**WHAT TO WORK ON:**
Keep the pictures out of the copy and print all the entries below exactly.

Entries from a visual dataset
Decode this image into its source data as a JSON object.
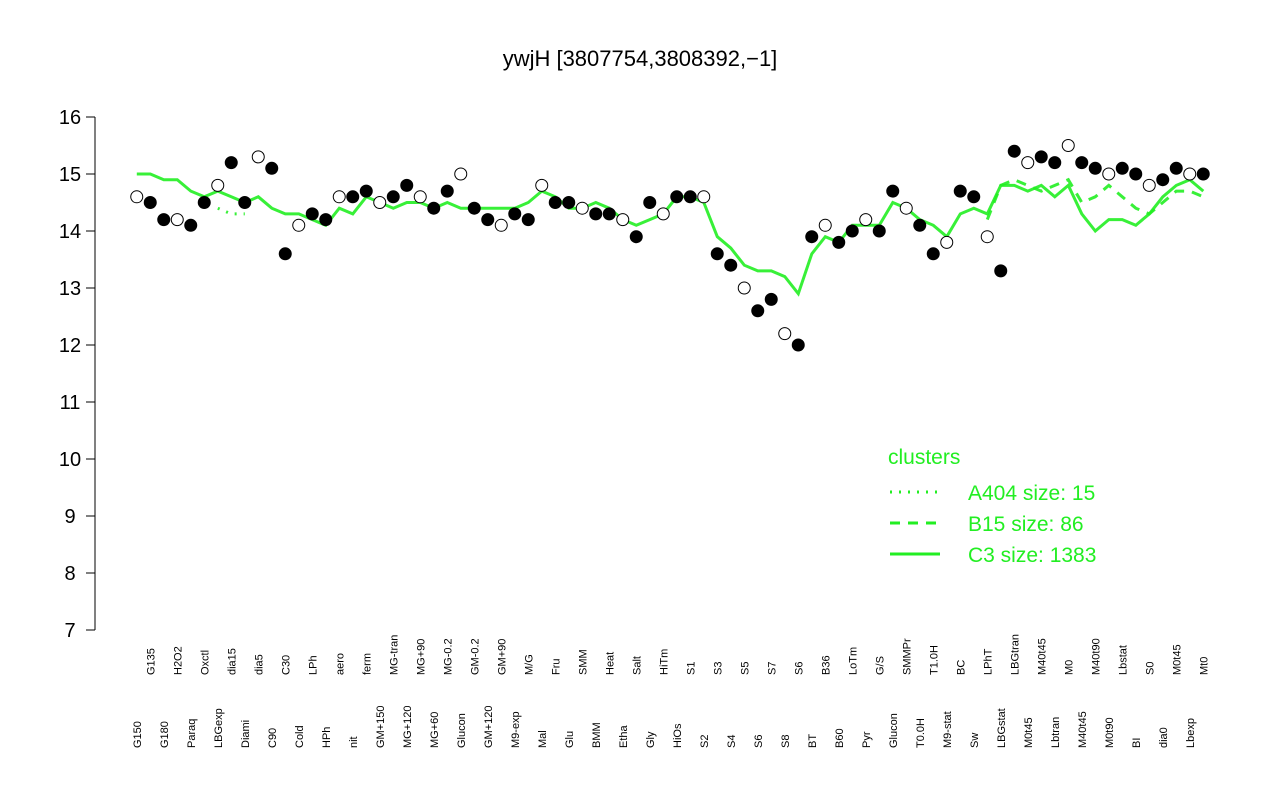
{
  "chart_data": {
    "type": "scatter-lines",
    "title": "ywjH [3807754,3808392,−1]",
    "categories": [
      "G150",
      "G135",
      "G180",
      "H2O2",
      "Paraq",
      "Oxctl",
      "LBGexp",
      "dia15",
      "Diami",
      "dia5",
      "C90",
      "C30",
      "Cold",
      "LPh",
      "HPh",
      "aero",
      "nit",
      "ferm",
      "GM+150",
      "MG-tran",
      "MG+120",
      "MG+90",
      "MG+60",
      "MG-0.2",
      "Glucon",
      "GM-0.2",
      "GM+120",
      "GM+90",
      "M9-exp",
      "M/G",
      "Mal",
      "Fru",
      "Glu",
      "SMM",
      "BMM",
      "Heat",
      "Etha",
      "Salt",
      "Gly",
      "HiTm",
      "HiOs",
      "S1",
      "S2",
      "S3",
      "S4",
      "S5",
      "S6",
      "S7",
      "S8",
      "S6",
      "BT",
      "B36",
      "B60",
      "LoTm",
      "Pyr",
      "G/S",
      "Glucon",
      "SMMPr",
      "T0.0H",
      "T1.0H",
      "M9-stat",
      "BC",
      "Sw",
      "LPhT",
      "LBGstat",
      "LBGtran",
      "M0t45",
      "M40t45",
      "Lbtran",
      "M0",
      "M40t45",
      "M40t90",
      "M0t90",
      "Lbstat",
      "BI",
      "S0",
      "dia0",
      "M0t45",
      "Lbexp",
      "Mt0"
    ],
    "values": [
      14.6,
      14.5,
      14.2,
      14.2,
      14.1,
      14.5,
      14.8,
      15.2,
      14.5,
      15.3,
      15.1,
      13.6,
      14.1,
      14.3,
      14.2,
      14.6,
      14.6,
      14.7,
      14.5,
      14.6,
      14.8,
      14.6,
      14.4,
      14.7,
      15.0,
      14.4,
      14.2,
      14.1,
      14.3,
      14.2,
      14.8,
      14.5,
      14.5,
      14.4,
      14.3,
      14.3,
      14.2,
      13.9,
      14.5,
      14.3,
      14.6,
      14.6,
      14.6,
      13.6,
      13.4,
      13.0,
      12.6,
      12.8,
      12.2,
      12.0,
      13.9,
      14.1,
      13.8,
      14.0,
      14.2,
      14.0,
      14.7,
      14.4,
      14.1,
      13.6,
      13.8,
      14.7,
      14.6,
      13.9,
      13.3,
      15.4,
      15.2,
      15.3,
      15.2,
      15.5,
      15.2,
      15.1,
      15.0,
      15.1,
      15.0,
      14.8,
      14.9,
      15.1,
      15.0,
      15.0
    ],
    "legend_title": "clusters",
    "legend": "right",
    "series": [
      {
        "name": "A404 size: 15",
        "color": "#22ee22",
        "linestyle": "dotted",
        "values": [
          null,
          null,
          null,
          null,
          null,
          null,
          14.4,
          14.3,
          14.3,
          null,
          null,
          null,
          null,
          null,
          null,
          null,
          null,
          null,
          null,
          null,
          null,
          null,
          null,
          null,
          null,
          null,
          null,
          null,
          null,
          null,
          null,
          null,
          null,
          null,
          null,
          null,
          null,
          null,
          null,
          null,
          null,
          null,
          null,
          null,
          null,
          null,
          null,
          null,
          null,
          null,
          null,
          null,
          null,
          null,
          null,
          null,
          null,
          null,
          null,
          null,
          null,
          null,
          null,
          null,
          null,
          null,
          null,
          null,
          null,
          null,
          null,
          null,
          null,
          null,
          null,
          null,
          null,
          null,
          null,
          null
        ]
      },
      {
        "name": "B15 size: 86",
        "color": "#22ee22",
        "linestyle": "dashed",
        "values": [
          null,
          null,
          null,
          null,
          null,
          null,
          null,
          null,
          null,
          null,
          null,
          null,
          null,
          null,
          null,
          null,
          null,
          null,
          null,
          null,
          null,
          null,
          null,
          null,
          null,
          null,
          null,
          null,
          null,
          null,
          null,
          null,
          null,
          null,
          null,
          null,
          null,
          null,
          null,
          null,
          null,
          null,
          null,
          null,
          null,
          null,
          null,
          null,
          null,
          null,
          null,
          null,
          null,
          null,
          null,
          null,
          null,
          null,
          null,
          null,
          null,
          null,
          null,
          14.2,
          14.8,
          14.9,
          14.8,
          14.7,
          14.8,
          14.9,
          14.5,
          14.6,
          14.8,
          14.6,
          14.4,
          14.3,
          14.5,
          14.7,
          14.7,
          14.6
        ]
      },
      {
        "name": "C3 size: 1383",
        "color": "#22ee22",
        "linestyle": "solid",
        "values": [
          15.0,
          15.0,
          14.9,
          14.9,
          14.7,
          14.6,
          14.7,
          14.6,
          14.5,
          14.6,
          14.4,
          14.3,
          14.3,
          14.2,
          14.1,
          14.4,
          14.3,
          14.6,
          14.5,
          14.4,
          14.5,
          14.5,
          14.4,
          14.5,
          14.4,
          14.4,
          14.4,
          14.4,
          14.4,
          14.5,
          14.7,
          14.6,
          14.4,
          14.4,
          14.5,
          14.4,
          14.2,
          14.1,
          14.2,
          14.3,
          14.6,
          14.6,
          14.5,
          13.9,
          13.7,
          13.4,
          13.3,
          13.3,
          13.2,
          12.9,
          13.6,
          13.9,
          13.8,
          14.1,
          14.1,
          14.1,
          14.5,
          14.4,
          14.2,
          14.1,
          13.9,
          14.3,
          14.4,
          14.3,
          14.8,
          14.8,
          14.7,
          14.8,
          14.6,
          14.8,
          14.3,
          14.0,
          14.2,
          14.2,
          14.1,
          14.3,
          14.6,
          14.8,
          14.9,
          14.7
        ]
      }
    ],
    "ylim": [
      7,
      16
    ],
    "yticks": [
      7,
      8,
      9,
      10,
      11,
      12,
      13,
      14,
      15,
      16
    ]
  }
}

**SOLUTION TO THIS EXERCISE:**
Decode this image into its source data as a JSON object.
{
  "chart_data": {
    "type": "scatter-lines",
    "title": "ywjH [3807754,3808392,−1]",
    "categories": [
      "G150",
      "G135",
      "G180",
      "H2O2",
      "Paraq",
      "Oxctl",
      "LBGexp",
      "dia15",
      "Diami",
      "dia5",
      "C90",
      "C30",
      "Cold",
      "LPh",
      "HPh",
      "aero",
      "nit",
      "ferm",
      "GM+150",
      "MG-tran",
      "MG+120",
      "MG+90",
      "MG+60",
      "MG-0.2",
      "Glucon",
      "GM-0.2",
      "GM+120",
      "GM+90",
      "M9-exp",
      "M/G",
      "Mal",
      "Fru",
      "Glu",
      "SMM",
      "BMM",
      "Heat",
      "Etha",
      "Salt",
      "Gly",
      "HiTm",
      "HiOs",
      "S1",
      "S2",
      "S3",
      "S4",
      "S5",
      "S6",
      "S7",
      "S8",
      "S6",
      "BT",
      "B36",
      "B60",
      "LoTm",
      "Pyr",
      "G/S",
      "Glucon",
      "SMMPr",
      "T0.0H",
      "T1.0H",
      "M9-stat",
      "BC",
      "Sw",
      "LPhT",
      "LBGstat",
      "LBGtran",
      "M0t45",
      "M40t45",
      "Lbtran",
      "M0",
      "M40t45",
      "M40t90",
      "M0t90",
      "Lbstat",
      "BI",
      "S0",
      "dia0",
      "M0t45",
      "Lbexp",
      "Mt0"
    ],
    "values": [
      14.6,
      14.5,
      14.2,
      14.2,
      14.1,
      14.5,
      14.8,
      15.2,
      14.5,
      15.3,
      15.1,
      13.6,
      14.1,
      14.3,
      14.2,
      14.6,
      14.6,
      14.7,
      14.5,
      14.6,
      14.8,
      14.6,
      14.4,
      14.7,
      15.0,
      14.4,
      14.2,
      14.1,
      14.3,
      14.2,
      14.8,
      14.5,
      14.5,
      14.4,
      14.3,
      14.3,
      14.2,
      13.9,
      14.5,
      14.3,
      14.6,
      14.6,
      14.6,
      13.6,
      13.4,
      13.0,
      12.6,
      12.8,
      12.2,
      12.0,
      13.9,
      14.1,
      13.8,
      14.0,
      14.2,
      14.0,
      14.7,
      14.4,
      14.1,
      13.6,
      13.8,
      14.7,
      14.6,
      13.9,
      13.3,
      15.4,
      15.2,
      15.3,
      15.2,
      15.5,
      15.2,
      15.1,
      15.0,
      15.1,
      15.0,
      14.8,
      14.9,
      15.1,
      15.0,
      15.0
    ],
    "legend_title": "clusters",
    "legend": "right",
    "series": [
      {
        "name": "A404 size: 15",
        "color": "#22ee22",
        "linestyle": "dotted",
        "values": [
          null,
          null,
          null,
          null,
          null,
          null,
          14.4,
          14.3,
          14.3,
          null,
          null,
          null,
          null,
          null,
          null,
          null,
          null,
          null,
          null,
          null,
          null,
          null,
          null,
          null,
          null,
          null,
          null,
          null,
          null,
          null,
          null,
          null,
          null,
          null,
          null,
          null,
          null,
          null,
          null,
          null,
          null,
          null,
          null,
          null,
          null,
          null,
          null,
          null,
          null,
          null,
          null,
          null,
          null,
          null,
          null,
          null,
          null,
          null,
          null,
          null,
          null,
          null,
          null,
          null,
          null,
          null,
          null,
          null,
          null,
          null,
          null,
          null,
          null,
          null,
          null,
          null,
          null,
          null,
          null,
          null
        ]
      },
      {
        "name": "B15 size: 86",
        "color": "#22ee22",
        "linestyle": "dashed",
        "values": [
          null,
          null,
          null,
          null,
          null,
          null,
          null,
          null,
          null,
          null,
          null,
          null,
          null,
          null,
          null,
          null,
          null,
          null,
          null,
          null,
          null,
          null,
          null,
          null,
          null,
          null,
          null,
          null,
          null,
          null,
          null,
          null,
          null,
          null,
          null,
          null,
          null,
          null,
          null,
          null,
          null,
          null,
          null,
          null,
          null,
          null,
          null,
          null,
          null,
          null,
          null,
          null,
          null,
          null,
          null,
          null,
          null,
          null,
          null,
          null,
          null,
          null,
          null,
          14.2,
          14.8,
          14.9,
          14.8,
          14.7,
          14.8,
          14.9,
          14.5,
          14.6,
          14.8,
          14.6,
          14.4,
          14.3,
          14.5,
          14.7,
          14.7,
          14.6
        ]
      },
      {
        "name": "C3 size: 1383",
        "color": "#22ee22",
        "linestyle": "solid",
        "values": [
          15.0,
          15.0,
          14.9,
          14.9,
          14.7,
          14.6,
          14.7,
          14.6,
          14.5,
          14.6,
          14.4,
          14.3,
          14.3,
          14.2,
          14.1,
          14.4,
          14.3,
          14.6,
          14.5,
          14.4,
          14.5,
          14.5,
          14.4,
          14.5,
          14.4,
          14.4,
          14.4,
          14.4,
          14.4,
          14.5,
          14.7,
          14.6,
          14.4,
          14.4,
          14.5,
          14.4,
          14.2,
          14.1,
          14.2,
          14.3,
          14.6,
          14.6,
          14.5,
          13.9,
          13.7,
          13.4,
          13.3,
          13.3,
          13.2,
          12.9,
          13.6,
          13.9,
          13.8,
          14.1,
          14.1,
          14.1,
          14.5,
          14.4,
          14.2,
          14.1,
          13.9,
          14.3,
          14.4,
          14.3,
          14.8,
          14.8,
          14.7,
          14.8,
          14.6,
          14.8,
          14.3,
          14.0,
          14.2,
          14.2,
          14.1,
          14.3,
          14.6,
          14.8,
          14.9,
          14.7
        ]
      }
    ],
    "ylim": [
      7,
      16
    ],
    "yticks": [
      7,
      8,
      9,
      10,
      11,
      12,
      13,
      14,
      15,
      16
    ]
  }
}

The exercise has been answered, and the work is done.